**To do**
Set the data down again, exactly as it reads, but without the pictures.

**Records**

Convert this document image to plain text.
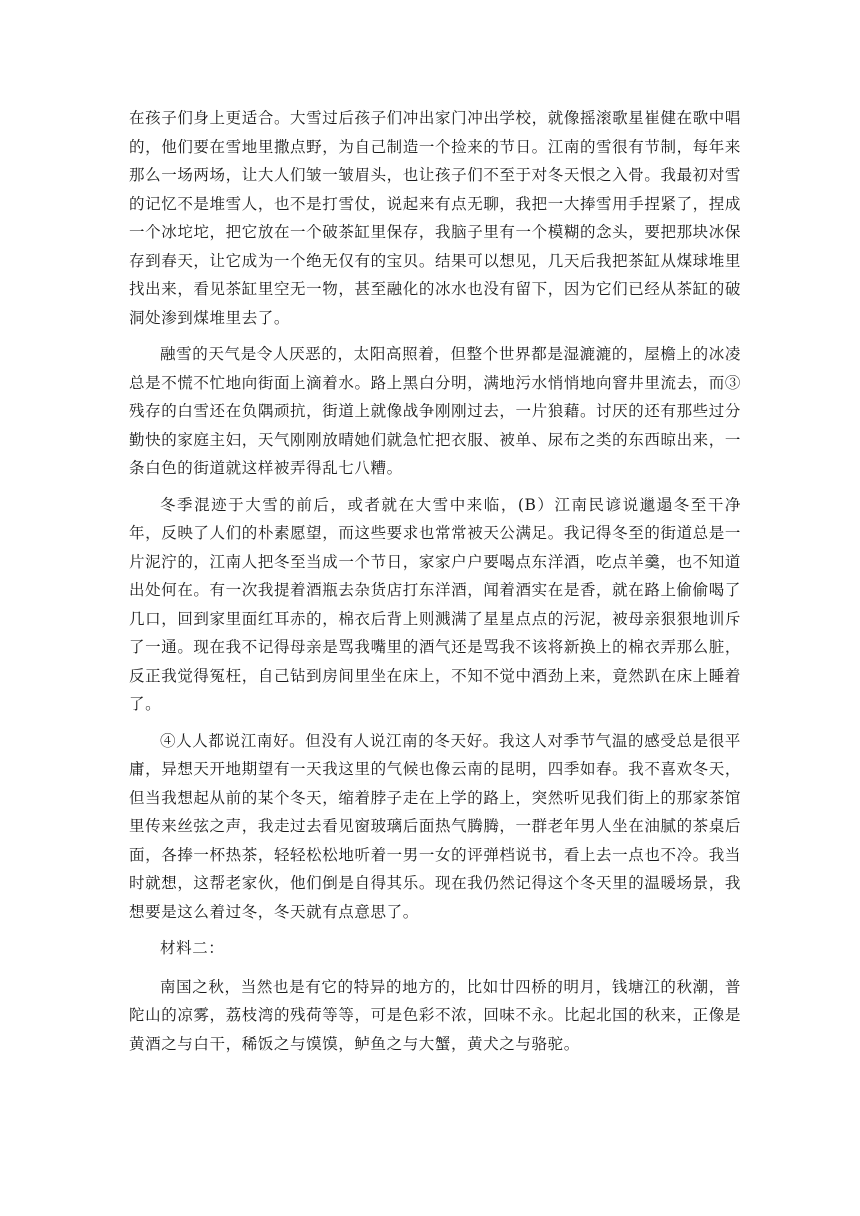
在孩子们身上更适合。大雪过后孩子们冲出家门冲出学校，就像摇滚歌星崔健在歌中唱的，他们要在雪地里撒点野，为自己制造一个捡来的节日。江南的雪很有节制，每年来那么一场两场，让大人们皱一皱眉头，也让孩子们不至于对冬天恨之入骨。我最初对雪的记忆不是堆雪人，也不是打雪仗，说起来有点无聊，我把一大捧雪用手捏紧了，捏成一个冰坨坨，把它放在一个破茶缸里保存，我脑子里有一个模糊的念头，要把那块冰保存到春天，让它成为一个绝无仅有的宝贝。结果可以想见，几天后我把茶缸从煤球堆里找出来，看见茶缸里空无一物，甚至融化的冰水也没有留下，因为它们已经从茶缸的破洞处渗到煤堆里去了。

融雪的天气是令人厌恶的，太阳高照着，但整个世界都是湿漉漉的，屋檐上的冰凌总是不慌不忙地向街面上滴着水。路上黑白分明，满地污水悄悄地向窨井里流去，而③残存的白雪还在负隅顽抗，街道上就像战争刚刚过去，一片狼藉。讨厌的还有那些过分勤快的家庭主妇，天气刚刚放晴她们就急忙把衣服、被单、尿布之类的东西晾出来，一条白色的街道就这样被弄得乱七八糟。

冬季混迹于大雪的前后，或者就在大雪中来临，(B）江南民谚说邋遢冬至干净年，反映了人们的朴素愿望，而这些要求也常常被天公满足。我记得冬至的街道总是一片泥泞的，江南人把冬至当成一个节日，家家户户要喝点东洋酒，吃点羊羹，也不知道出处何在。有一次我提着酒瓶去杂货店打东洋酒，闻着酒实在是香，就在路上偷偷喝了几口，回到家里面红耳赤的，棉衣后背上则溅满了星星点点的污泥，被母亲狠狠地训斥了一通。现在我不记得母亲是骂我嘴里的酒气还是骂我不该将新换上的棉衣弄那么脏，反正我觉得冤枉，自己钻到房间里坐在床上，不知不觉中酒劲上来，竟然趴在床上睡着了。

④人人都说江南好。但没有人说江南的冬天好。我这人对季节气温的感受总是很平庸，异想天开地期望有一天我这里的气候也像云南的昆明，四季如春。我不喜欢冬天，但当我想起从前的某个冬天，缩着脖子走在上学的路上，突然听见我们街上的那家茶馆里传来丝弦之声，我走过去看见窗玻璃后面热气腾腾，一群老年男人坐在油腻的茶桌后面，各捧一杯热茶，轻轻松松地听着一男一女的评弹档说书，看上去一点也不冷。我当时就想，这帮老家伙，他们倒是自得其乐。现在我仍然记得这个冬天里的温暖场景，我想要是这么着过冬，冬天就有点意思了。

材料二：

南国之秋，当然也是有它的特异的地方的，比如廿四桥的明月，钱塘江的秋潮，普陀山的凉雾，荔枝湾的残荷等等，可是色彩不浓，回味不永。比起北国的秋来，正像是黄酒之与白干，稀饭之与馍馍，鲈鱼之与大蟹，黄犬之与骆驼。
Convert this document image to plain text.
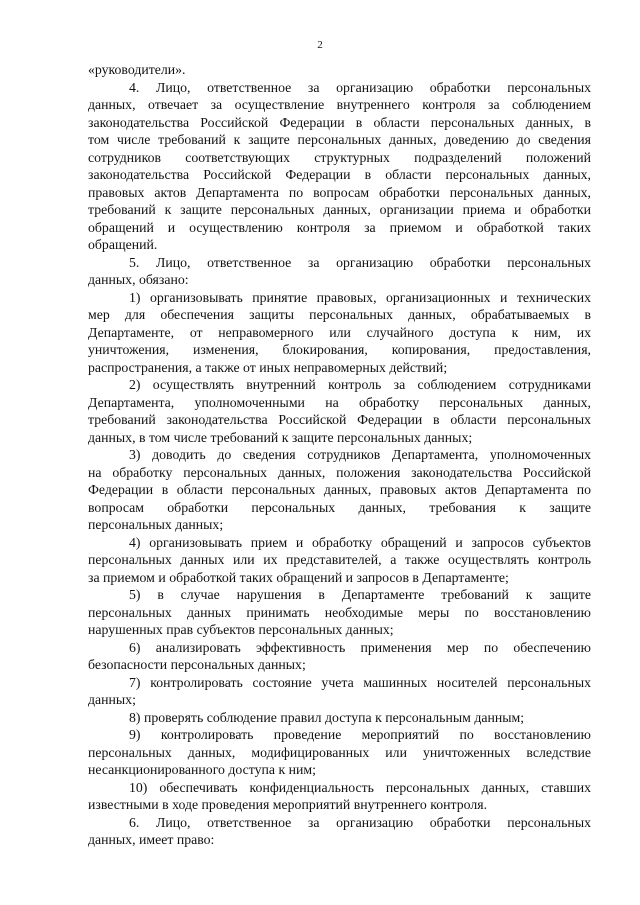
2
«руководители».
4. Лицо, ответственное за организацию обработки персональных
данных, отвечает за осуществление внутреннего контроля за соблюдением
законодательства Российской Федерации в области персональных данных, в
том числе требований к защите персональных данных, доведению до сведения
сотрудников соответствующих структурных подразделений положений
законодательства Российской Федерации в области персональных данных,
правовых актов Департамента по вопросам обработки персональных данных,
требований к защите персональных данных, организации приема и обработки
обращений и осуществлению контроля за приемом и обработкой таких
обращений.
5. Лицо, ответственное за организацию обработки персональных
данных, обязано:
1) организовывать принятие правовых, организационных и технических
мер для обеспечения защиты персональных данных, обрабатываемых в
Департаменте, от неправомерного или случайного доступа к ним, их
уничтожения, изменения, блокирования, копирования, предоставления,
распространения, а также от иных неправомерных действий;
2) осуществлять внутренний контроль за соблюдением сотрудниками
Департамента, уполномоченными на обработку персональных данных,
требований законодательства Российской Федерации в области персональных
данных, в том числе требований к защите персональных данных;
3) доводить до сведения сотрудников Департамента, уполномоченных
на обработку персональных данных, положения законодательства Российской
Федерации в области персональных данных, правовых актов Департамента по
вопросам обработки персональных данных, требования к защите
персональных данных;
4) организовывать прием и обработку обращений и запросов субъектов
персональных данных или их представителей, а также осуществлять контроль
за приемом и обработкой таких обращений и запросов в Департаменте;
5) в случае нарушения в Департаменте требований к защите
персональных данных принимать необходимые меры по восстановлению
нарушенных прав субъектов персональных данных;
6) анализировать эффективность применения мер по обеспечению
безопасности персональных данных;
7) контролировать состояние учета машинных носителей персональных
данных;
8) проверять соблюдение правил доступа к персональным данным;
9) контролировать проведение мероприятий по восстановлению
персональных данных, модифицированных или уничтоженных вследствие
несанкционированного доступа к ним;
10) обеспечивать конфиденциальность персональных данных, ставших
известными в ходе проведения мероприятий внутреннего контроля.
6. Лицо, ответственное за организацию обработки персональных
данных, имеет право:
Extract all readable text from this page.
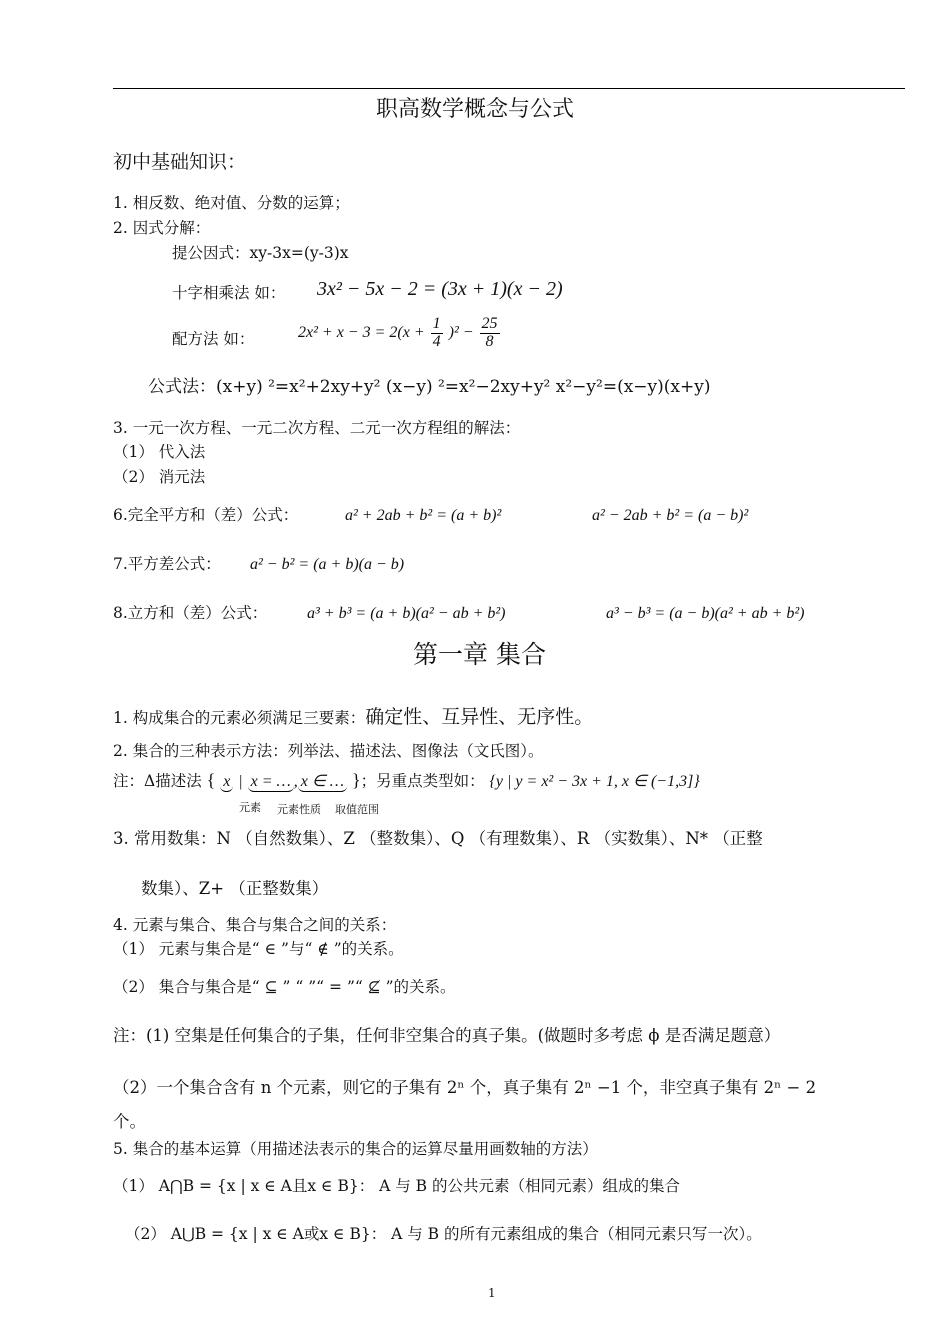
职高数学概念与公式
初中基础知识：
1. 相反数、绝对值、分数的运算；
2. 因式分解：
提公因式：xy-3x=(y-3)x
十字相乘法 如： 3x² − 5x − 2 = (3x + 1)(x − 2)
配方法 如：	$2x^2 + x - 3 = 2(x + \frac{1}{4} )^2 - \frac{25}{8}$
公式法：(x+y) ²=x²+2xy+y² (x−y) ²=x²−2xy+y² x²−y²=(x−y)(x+y)
3. 一元一次方程、一元二次方程、二元一次方程组的解法：
（1） 代入法
（2） 消元法
6.完全平方和（差）公式：	a² + 2ab + b² = (a + b)²	a² − 2ab + b² = (a − b)²
7.平方差公式： a² − b² = (a + b)(a − b)
8.立方和（差）公式： a³ + b³ = (a + b)(a² − ab + b²)	a³ − b³ = (a − b)(a² + ab + b²)
第一章 集合
1. 构成集合的元素必须满足三要素：确定性、互异性、无序性。
2. 集合的三种表示方法：列举法、描述法、图像法（文氏图）。
注：Δ描述法 { x | x = … , x ∈ … }；另重点类型如： {y | y = x² − 3x + 1, x ∈ (−1,3]}
元素 元素性质 取值范围
3. 常用数集：N （自然数集）、Z （整数集）、Q （有理数集）、R （实数集）、N* （正整
数集）、Z+ （正整数集）
4. 元素与集合、集合与集合之间的关系：
（1） 元素与集合是“ ∈ ”与“ ∉ ”的关系。
（2） 集合与集合是“ ⊆ ” “ ”“ = ”“ ⊈ ”的关系。
注：(1) 空集是任何集合的子集，任何非空集合的真子集。(做题时多考虑 ϕ 是否满足题意）
（2）一个集合含有 n 个元素，则它的子集有 2ⁿ 个，真子集有 2ⁿ −1 个，非空真子集有 2ⁿ − 2
个。
5. 集合的基本运算（用描述法表示的集合的运算尽量用画数轴的方法）
（1） A⋂B = {x | x ∈ A且x ∈ B}： A 与 B 的公共元素（相同元素）组成的集合
（2） A⋃B = {x | x ∈ A或x ∈ B}： A 与 B 的所有元素组成的集合（相同元素只写一次）。
1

**Response for this exercise**
Convert this document image to plain text.
在孩子们身上更适合。大雪过后孩子们冲出家门冲出学校，就像摇滚歌星崔健在歌中唱的，他们要在雪地里撒点野，为自己制造一个捡来的节日。江南的雪很有节制，每年来那么一场两场，让大人们皱一皱眉头，也让孩子们不至于对冬天恨之入骨。我最初对雪的记忆不是堆雪人，也不是打雪仗，说起来有点无聊，我把一大捧雪用手捏紧了，捏成一个冰坨坨，把它放在一个破茶缸里保存，我脑子里有一个模糊的念头，要把那块冰保存到春天，让它成为一个绝无仅有的宝贝。结果可以想见，几天后我把茶缸从煤球堆里找出来，看见茶缸里空无一物，甚至融化的冰水也没有留下，因为它们已经从茶缸的破洞处渗到煤堆里去了。

融雪的天气是令人厌恶的，太阳高照着，但整个世界都是湿漉漉的，屋檐上的冰凌总是不慌不忙地向街面上滴着水。路上黑白分明，满地污水悄悄地向窨井里流去，而③残存的白雪还在负隅顽抗，街道上就像战争刚刚过去，一片狼藉。讨厌的还有那些过分勤快的家庭主妇，天气刚刚放晴她们就急忙把衣服、被单、尿布之类的东西晾出来，一条白色的街道就这样被弄得乱七八糟。

冬季混迹于大雪的前后，或者就在大雪中来临，(B）江南民谚说邋遢冬至干净年，反映了人们的朴素愿望，而这些要求也常常被天公满足。我记得冬至的街道总是一片泥泞的，江南人把冬至当成一个节日，家家户户要喝点东洋酒，吃点羊羹，也不知道出处何在。有一次我提着酒瓶去杂货店打东洋酒，闻着酒实在是香，就在路上偷偷喝了几口，回到家里面红耳赤的，棉衣后背上则溅满了星星点点的污泥，被母亲狠狠地训斥了一通。现在我不记得母亲是骂我嘴里的酒气还是骂我不该将新换上的棉衣弄那么脏，反正我觉得冤枉，自己钻到房间里坐在床上，不知不觉中酒劲上来，竟然趴在床上睡着了。

④人人都说江南好。但没有人说江南的冬天好。我这人对季节气温的感受总是很平庸，异想天开地期望有一天我这里的气候也像云南的昆明，四季如春。我不喜欢冬天，但当我想起从前的某个冬天，缩着脖子走在上学的路上，突然听见我们街上的那家茶馆里传来丝弦之声，我走过去看见窗玻璃后面热气腾腾，一群老年男人坐在油腻的茶桌后面，各捧一杯热茶，轻轻松松地听着一男一女的评弹档说书，看上去一点也不冷。我当时就想，这帮老家伙，他们倒是自得其乐。现在我仍然记得这个冬天里的温暖场景，我想要是这么着过冬，冬天就有点意思了。

材料二：

南国之秋，当然也是有它的特异的地方的，比如廿四桥的明月，钱塘江的秋潮，普陀山的凉雾，荔枝湾的残荷等等，可是色彩不浓，回味不永。比起北国的秋来，正像是黄酒之与白干，稀饭之与馍馍，鲈鱼之与大蟹，黄犬之与骆驼。
Convert this document image to plain text.
2
«руководители».
4. Лицо, ответственное за организацию обработки персональных
данных, отвечает за осуществление внутреннего контроля за соблюдением
законодательства Российской Федерации в области персональных данных, в
том числе требований к защите персональных данных, доведению до сведения
сотрудников соответствующих структурных подразделений положений
законодательства Российской Федерации в области персональных данных,
правовых актов Департамента по вопросам обработки персональных данных,
требований к защите персональных данных, организации приема и обработки
обращений и осуществлению контроля за приемом и обработкой таких
обращений.
5. Лицо, ответственное за организацию обработки персональных
данных, обязано:
1) организовывать принятие правовых, организационных и технических
мер для обеспечения защиты персональных данных, обрабатываемых в
Департаменте, от неправомерного или случайного доступа к ним, их
уничтожения, изменения, блокирования, копирования, предоставления,
распространения, а также от иных неправомерных действий;
2) осуществлять внутренний контроль за соблюдением сотрудниками
Департамента, уполномоченными на обработку персональных данных,
требований законодательства Российской Федерации в области персональных
данных, в том числе требований к защите персональных данных;
3) доводить до сведения сотрудников Департамента, уполномоченных
на обработку персональных данных, положения законодательства Российской
Федерации в области персональных данных, правовых актов Департамента по
вопросам обработки персональных данных, требования к защите
персональных данных;
4) организовывать прием и обработку обращений и запросов субъектов
персональных данных или их представителей, а также осуществлять контроль
за приемом и обработкой таких обращений и запросов в Департаменте;
5) в случае нарушения в Департаменте требований к защите
персональных данных принимать необходимые меры по восстановлению
нарушенных прав субъектов персональных данных;
6) анализировать эффективность применения мер по обеспечению
безопасности персональных данных;
7) контролировать состояние учета машинных носителей персональных
данных;
8) проверять соблюдение правил доступа к персональным данным;
9) контролировать проведение мероприятий по восстановлению
персональных данных, модифицированных или уничтоженных вследствие
несанкционированного доступа к ним;
10) обеспечивать конфиденциальность персональных данных, ставших
известными в ходе проведения мероприятий внутреннего контроля.
6. Лицо, ответственное за организацию обработки персональных
данных, имеет право:
Extract all readable text from this page.
职高数学概念与公式
初中基础知识：
1. 相反数、绝对值、分数的运算；
2. 因式分解：
提公因式：xy-3x=(y-3)x
十字相乘法 如： 3x² − 5x − 2 = (3x + 1)(x − 2)
配方法 如：	$2x^2 + x - 3 = 2(x + \frac{1}{4} )^2 - \frac{25}{8}$
公式法：(x+y) ²=x²+2xy+y² (x−y) ²=x²−2xy+y² x²−y²=(x−y)(x+y)
3. 一元一次方程、一元二次方程、二元一次方程组的解法：
（1） 代入法
（2） 消元法
6.完全平方和（差）公式：	a² + 2ab + b² = (a + b)²	a² − 2ab + b² = (a − b)²
7.平方差公式： a² − b² = (a + b)(a − b)
8.立方和（差）公式： a³ + b³ = (a + b)(a² − ab + b²)	a³ − b³ = (a − b)(a² + ab + b²)
第一章 集合
1. 构成集合的元素必须满足三要素：确定性、互异性、无序性。
2. 集合的三种表示方法：列举法、描述法、图像法（文氏图）。
注：Δ描述法 { x | x = … , x ∈ … }；另重点类型如： {y | y = x² − 3x + 1, x ∈ (−1,3]}
元素 元素性质 取值范围
3. 常用数集：N （自然数集）、Z （整数集）、Q （有理数集）、R （实数集）、N* （正整
数集）、Z+ （正整数集）
4. 元素与集合、集合与集合之间的关系：
（1） 元素与集合是“ ∈ ”与“ ∉ ”的关系。
（2） 集合与集合是“ ⊆ ” “ ”“ = ”“ ⊈ ”的关系。
注：(1) 空集是任何集合的子集，任何非空集合的真子集。(做题时多考虑 ϕ 是否满足题意）
（2）一个集合含有 n 个元素，则它的子集有 2ⁿ 个，真子集有 2ⁿ −1 个，非空真子集有 2ⁿ − 2
个。
5. 集合的基本运算（用描述法表示的集合的运算尽量用画数轴的方法）
（1） A⋂B = {x | x ∈ A且x ∈ B}： A 与 B 的公共元素（相同元素）组成的集合
（2） A⋃B = {x | x ∈ A或x ∈ B}： A 与 B 的所有元素组成的集合（相同元素只写一次）。
1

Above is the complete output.